- WORK TO COMPLETE -
Each record below is to be reproduced without any change.

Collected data
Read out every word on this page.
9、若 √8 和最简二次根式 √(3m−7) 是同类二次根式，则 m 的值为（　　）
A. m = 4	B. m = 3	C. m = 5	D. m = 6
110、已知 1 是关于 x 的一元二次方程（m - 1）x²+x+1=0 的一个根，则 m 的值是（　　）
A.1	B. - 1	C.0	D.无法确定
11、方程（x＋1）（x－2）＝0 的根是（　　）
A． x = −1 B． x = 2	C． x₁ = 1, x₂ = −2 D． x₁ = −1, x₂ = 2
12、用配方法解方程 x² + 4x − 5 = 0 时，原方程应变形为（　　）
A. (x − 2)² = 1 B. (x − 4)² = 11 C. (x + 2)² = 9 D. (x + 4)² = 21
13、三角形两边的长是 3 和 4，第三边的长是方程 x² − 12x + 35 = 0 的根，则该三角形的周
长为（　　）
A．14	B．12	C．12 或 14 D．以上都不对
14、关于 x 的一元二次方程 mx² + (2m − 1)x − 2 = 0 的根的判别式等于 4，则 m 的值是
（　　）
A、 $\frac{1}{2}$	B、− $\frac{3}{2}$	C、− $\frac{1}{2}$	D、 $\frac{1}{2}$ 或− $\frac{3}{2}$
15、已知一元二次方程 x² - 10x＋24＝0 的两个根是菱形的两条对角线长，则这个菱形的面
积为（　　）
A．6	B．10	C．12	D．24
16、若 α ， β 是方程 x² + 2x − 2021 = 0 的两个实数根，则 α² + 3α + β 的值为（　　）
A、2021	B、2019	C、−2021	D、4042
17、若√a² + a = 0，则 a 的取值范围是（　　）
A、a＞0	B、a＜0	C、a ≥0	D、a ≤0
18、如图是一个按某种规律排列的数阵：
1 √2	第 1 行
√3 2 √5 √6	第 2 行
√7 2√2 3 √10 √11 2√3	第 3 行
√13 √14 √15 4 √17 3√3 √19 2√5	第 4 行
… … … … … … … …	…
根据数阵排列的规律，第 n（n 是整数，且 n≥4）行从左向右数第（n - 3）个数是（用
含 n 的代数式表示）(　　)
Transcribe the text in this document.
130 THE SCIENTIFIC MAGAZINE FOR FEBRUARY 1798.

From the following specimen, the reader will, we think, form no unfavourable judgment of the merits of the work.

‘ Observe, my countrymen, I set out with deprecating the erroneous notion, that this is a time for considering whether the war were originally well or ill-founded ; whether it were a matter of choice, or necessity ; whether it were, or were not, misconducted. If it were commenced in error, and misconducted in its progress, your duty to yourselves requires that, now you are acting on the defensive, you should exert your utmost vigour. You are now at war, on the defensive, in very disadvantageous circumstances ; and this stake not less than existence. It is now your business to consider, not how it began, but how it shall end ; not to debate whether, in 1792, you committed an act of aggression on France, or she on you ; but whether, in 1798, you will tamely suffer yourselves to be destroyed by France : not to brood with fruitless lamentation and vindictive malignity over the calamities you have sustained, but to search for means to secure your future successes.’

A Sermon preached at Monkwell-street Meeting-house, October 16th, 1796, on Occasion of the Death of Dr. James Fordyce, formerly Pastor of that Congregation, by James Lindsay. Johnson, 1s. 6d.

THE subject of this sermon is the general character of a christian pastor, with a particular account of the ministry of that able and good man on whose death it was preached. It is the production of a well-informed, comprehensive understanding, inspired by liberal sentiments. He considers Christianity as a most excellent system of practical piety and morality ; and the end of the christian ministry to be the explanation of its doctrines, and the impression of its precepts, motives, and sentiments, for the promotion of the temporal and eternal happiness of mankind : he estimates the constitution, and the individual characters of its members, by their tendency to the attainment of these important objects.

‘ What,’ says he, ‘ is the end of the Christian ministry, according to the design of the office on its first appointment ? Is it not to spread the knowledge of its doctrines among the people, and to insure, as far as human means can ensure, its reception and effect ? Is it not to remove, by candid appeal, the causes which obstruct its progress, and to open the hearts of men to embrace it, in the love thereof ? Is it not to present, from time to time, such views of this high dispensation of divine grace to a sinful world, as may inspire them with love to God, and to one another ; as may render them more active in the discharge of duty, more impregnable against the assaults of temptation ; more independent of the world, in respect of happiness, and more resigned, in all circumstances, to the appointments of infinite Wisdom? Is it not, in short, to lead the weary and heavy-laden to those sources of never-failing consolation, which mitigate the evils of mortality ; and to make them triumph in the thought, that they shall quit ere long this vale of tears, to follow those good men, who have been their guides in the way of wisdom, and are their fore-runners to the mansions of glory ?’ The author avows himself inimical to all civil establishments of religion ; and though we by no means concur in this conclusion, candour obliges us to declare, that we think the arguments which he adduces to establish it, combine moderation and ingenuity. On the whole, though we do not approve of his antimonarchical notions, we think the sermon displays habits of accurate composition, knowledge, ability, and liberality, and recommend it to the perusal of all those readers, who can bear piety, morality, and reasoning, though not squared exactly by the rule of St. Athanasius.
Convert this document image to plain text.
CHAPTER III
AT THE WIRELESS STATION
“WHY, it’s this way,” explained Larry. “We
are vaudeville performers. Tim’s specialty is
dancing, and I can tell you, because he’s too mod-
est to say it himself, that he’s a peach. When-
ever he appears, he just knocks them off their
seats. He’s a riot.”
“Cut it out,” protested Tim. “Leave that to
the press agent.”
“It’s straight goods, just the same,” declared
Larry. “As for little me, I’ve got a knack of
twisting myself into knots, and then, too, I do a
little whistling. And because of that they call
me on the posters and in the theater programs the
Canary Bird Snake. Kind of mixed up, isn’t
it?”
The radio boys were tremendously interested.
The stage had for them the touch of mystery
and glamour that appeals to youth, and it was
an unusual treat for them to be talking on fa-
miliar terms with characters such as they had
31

- TASK OUTPUT -
Read out every word on this page.
9、若 √8 和最简二次根式 √(3m−7) 是同类二次根式，则 m 的值为（　　）
A. m = 4	B. m = 3	C. m = 5	D. m = 6
110、已知 1 是关于 x 的一元二次方程（m - 1）x²+x+1=0 的一个根，则 m 的值是（　　）
A.1	B. - 1	C.0	D.无法确定
11、方程（x＋1）（x－2）＝0 的根是（　　）
A． x = −1 B． x = 2	C． x₁ = 1, x₂ = −2 D． x₁ = −1, x₂ = 2
12、用配方法解方程 x² + 4x − 5 = 0 时，原方程应变形为（　　）
A. (x − 2)² = 1 B. (x − 4)² = 11 C. (x + 2)² = 9 D. (x + 4)² = 21
13、三角形两边的长是 3 和 4，第三边的长是方程 x² − 12x + 35 = 0 的根，则该三角形的周
长为（　　）
A．14	B．12	C．12 或 14 D．以上都不对
14、关于 x 的一元二次方程 mx² + (2m − 1)x − 2 = 0 的根的判别式等于 4，则 m 的值是
（　　）
A、 $\frac{1}{2}$	B、− $\frac{3}{2}$	C、− $\frac{1}{2}$	D、 $\frac{1}{2}$ 或− $\frac{3}{2}$
15、已知一元二次方程 x² - 10x＋24＝0 的两个根是菱形的两条对角线长，则这个菱形的面
积为（　　）
A．6	B．10	C．12	D．24
16、若 α ， β 是方程 x² + 2x − 2021 = 0 的两个实数根，则 α² + 3α + β 的值为（　　）
A、2021	B、2019	C、−2021	D、4042
17、若√a² + a = 0，则 a 的取值范围是（　　）
A、a＞0	B、a＜0	C、a ≥0	D、a ≤0
18、如图是一个按某种规律排列的数阵：
1 √2	第 1 行
√3 2 √5 √6	第 2 行
√7 2√2 3 √10 √11 2√3	第 3 行
√13 √14 √15 4 √17 3√3 √19 2√5	第 4 行
… … … … … … … …	…
根据数阵排列的规律，第 n（n 是整数，且 n≥4）行从左向右数第（n - 3）个数是（用
含 n 的代数式表示）(　　)
Transcribe the text in this document.
130 THE SCIENTIFIC MAGAZINE FOR FEBRUARY 1798.

From the following specimen, the reader will, we think, form no unfavourable judgment of the merits of the work.

‘ Observe, my countrymen, I set out with deprecating the erroneous notion, that this is a time for considering whether the war were originally well or ill-founded ; whether it were a matter of choice, or necessity ; whether it were, or were not, misconducted. If it were commenced in error, and misconducted in its progress, your duty to yourselves requires that, now you are acting on the defensive, you should exert your utmost vigour. You are now at war, on the defensive, in very disadvantageous circumstances ; and this stake not less than existence. It is now your business to consider, not how it began, but how it shall end ; not to debate whether, in 1792, you committed an act of aggression on France, or she on you ; but whether, in 1798, you will tamely suffer yourselves to be destroyed by France : not to brood with fruitless lamentation and vindictive malignity over the calamities you have sustained, but to search for means to secure your future successes.’

A Sermon preached at Monkwell-street Meeting-house, October 16th, 1796, on Occasion of the Death of Dr. James Fordyce, formerly Pastor of that Congregation, by James Lindsay. Johnson, 1s. 6d.

THE subject of this sermon is the general character of a christian pastor, with a particular account of the ministry of that able and good man on whose death it was preached. It is the production of a well-informed, comprehensive understanding, inspired by liberal sentiments. He considers Christianity as a most excellent system of practical piety and morality ; and the end of the christian ministry to be the explanation of its doctrines, and the impression of its precepts, motives, and sentiments, for the promotion of the temporal and eternal happiness of mankind : he estimates the constitution, and the individual characters of its members, by their tendency to the attainment of these important objects.

‘ What,’ says he, ‘ is the end of the Christian ministry, according to the design of the office on its first appointment ? Is it not to spread the knowledge of its doctrines among the people, and to insure, as far as human means can ensure, its reception and effect ? Is it not to remove, by candid appeal, the causes which obstruct its progress, and to open the hearts of men to embrace it, in the love thereof ? Is it not to present, from time to time, such views of this high dispensation of divine grace to a sinful world, as may inspire them with love to God, and to one another ; as may render them more active in the discharge of duty, more impregnable against the assaults of temptation ; more independent of the world, in respect of happiness, and more resigned, in all circumstances, to the appointments of infinite Wisdom? Is it not, in short, to lead the weary and heavy-laden to those sources of never-failing consolation, which mitigate the evils of mortality ; and to make them triumph in the thought, that they shall quit ere long this vale of tears, to follow those good men, who have been their guides in the way of wisdom, and are their fore-runners to the mansions of glory ?’ The author avows himself inimical to all civil establishments of religion ; and though we by no means concur in this conclusion, candour obliges us to declare, that we think the arguments which he adduces to establish it, combine moderation and ingenuity. On the whole, though we do not approve of his antimonarchical notions, we think the sermon displays habits of accurate composition, knowledge, ability, and liberality, and recommend it to the perusal of all those readers, who can bear piety, morality, and reasoning, though not squared exactly by the rule of St. Athanasius.
Convert this document image to plain text.
CHAPTER III
AT THE WIRELESS STATION
“WHY, it’s this way,” explained Larry. “We
are vaudeville performers. Tim’s specialty is
dancing, and I can tell you, because he’s too mod-
est to say it himself, that he’s a peach. When-
ever he appears, he just knocks them off their
seats. He’s a riot.”
“Cut it out,” protested Tim. “Leave that to
the press agent.”
“It’s straight goods, just the same,” declared
Larry. “As for little me, I’ve got a knack of
twisting myself into knots, and then, too, I do a
little whistling. And because of that they call
me on the posters and in the theater programs the
Canary Bird Snake. Kind of mixed up, isn’t
it?”
The radio boys were tremendously interested.
The stage had for them the touch of mystery
and glamour that appeals to youth, and it was
an unusual treat for them to be talking on fa-
miliar terms with characters such as they had
31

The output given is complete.